━━━ DATA PROVIDED
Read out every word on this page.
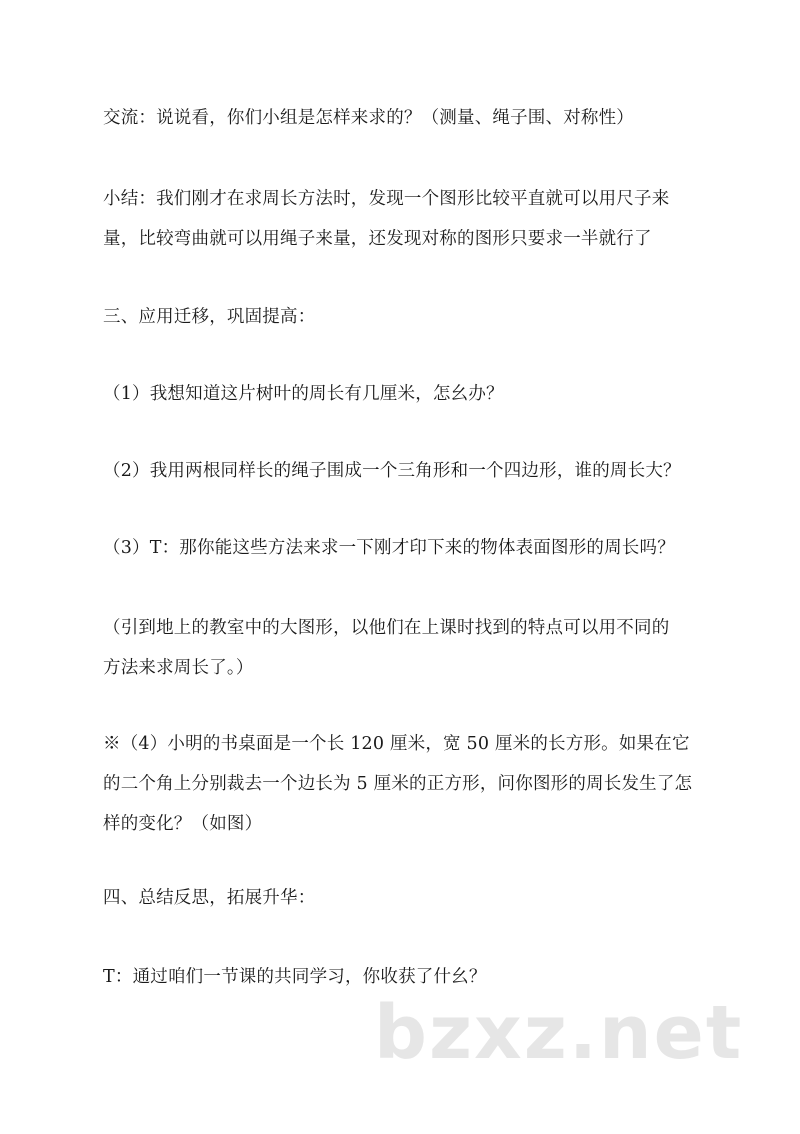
交流：说说看，你们小组是怎样来求的？（测量、绳子围、对称性）
小结：我们刚才在求周长方法时，发现一个图形比较平直就可以用尺子来
量，比较弯曲就可以用绳子来量，还发现对称的图形只要求一半就行了
三、应用迁移，巩固提高：
（1）我想知道这片树叶的周长有几厘米，怎幺办？
（2）我用两根同样长的绳子围成一个三角形和一个四边形，谁的周长大？
（3）T：那你能这些方法来求一下刚才印下来的物体表面图形的周长吗？
（引到地上的教室中的大图形，以他们在上课时找到的特点可以用不同的
方法来求周长了。）
※（4）小明的书桌面是一个长 120 厘米，宽 50 厘米的长方形。如果在它
的二个角上分别裁去一个边长为 5 厘米的正方形，问你图形的周长发生了怎
样的变化？（如图）
四、总结反思，拓展升华：
T：通过咱们一节课的共同学习，你收获了什幺？
bzxz.net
━━━━━━
▶ **WHAT YOU NEED TO DO**
Every line above should be returned exactly; the pictures stay out.

▶ **OUTPUT FOR THIS TASK**
Read out every word on this page.
交流：说说看，你们小组是怎样来求的？（测量、绳子围、对称性）
小结：我们刚才在求周长方法时，发现一个图形比较平直就可以用尺子来
量，比较弯曲就可以用绳子来量，还发现对称的图形只要求一半就行了
三、应用迁移，巩固提高：
（1）我想知道这片树叶的周长有几厘米，怎幺办？
（2）我用两根同样长的绳子围成一个三角形和一个四边形，谁的周长大？
（3）T：那你能这些方法来求一下刚才印下来的物体表面图形的周长吗？
（引到地上的教室中的大图形，以他们在上课时找到的特点可以用不同的
方法来求周长了。）
※（4）小明的书桌面是一个长 120 厘米，宽 50 厘米的长方形。如果在它
的二个角上分别裁去一个边长为 5 厘米的正方形，问你图形的周长发生了怎
样的变化？（如图）
四、总结反思，拓展升华：
T：通过咱们一节课的共同学习，你收获了什幺？
bzxz.net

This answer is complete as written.